▶ What to do
Return each line that holds the word "JSON".

Extracts from a graphics dataset
----

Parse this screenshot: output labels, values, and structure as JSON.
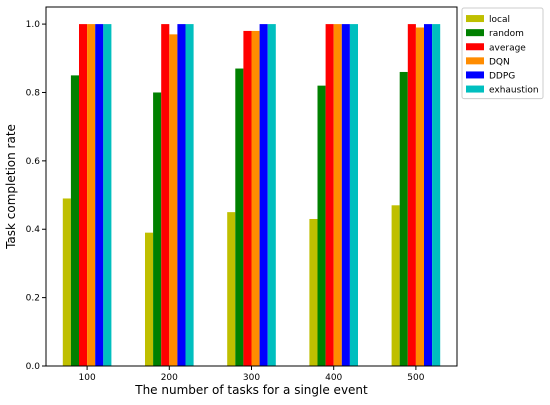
{
  "chart_data": {
    "type": "bar",
    "title": "",
    "xlabel": "The number of tasks for a single event",
    "ylabel": "Task completion rate",
    "categories": [
      "100",
      "200",
      "300",
      "400",
      "500"
    ],
    "ylim": [
      0,
      1.05
    ],
    "yticks": [
      "0.0",
      "0.2",
      "0.4",
      "0.6",
      "0.8",
      "1.0"
    ],
    "grid": false,
    "legend_position": "outside-top-right",
    "series": [
      {
        "name": "local",
        "color": "#bfbf00",
        "values": [
          0.49,
          0.39,
          0.45,
          0.43,
          0.47
        ]
      },
      {
        "name": "random",
        "color": "#008000",
        "values": [
          0.85,
          0.8,
          0.87,
          0.82,
          0.86
        ]
      },
      {
        "name": "average",
        "color": "#ff0000",
        "values": [
          1.0,
          1.0,
          0.98,
          1.0,
          1.0
        ]
      },
      {
        "name": "DQN",
        "color": "#ff8c00",
        "values": [
          1.0,
          0.97,
          0.98,
          1.0,
          0.99
        ]
      },
      {
        "name": "DDPG",
        "color": "#0000ff",
        "values": [
          1.0,
          1.0,
          1.0,
          1.0,
          1.0
        ]
      },
      {
        "name": "exhaustion",
        "color": "#00bfbf",
        "values": [
          1.0,
          1.0,
          1.0,
          1.0,
          1.0
        ]
      }
    ]
  }
}
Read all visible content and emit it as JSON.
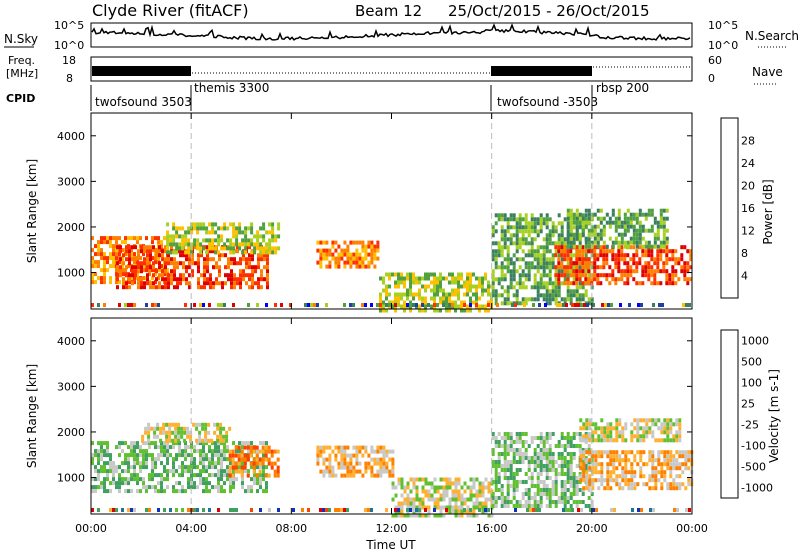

----

▶ Solution to the exercise
Parse this screenshot: output labels, values, and structure as JSON.
Read all visible content and emit it as JSON.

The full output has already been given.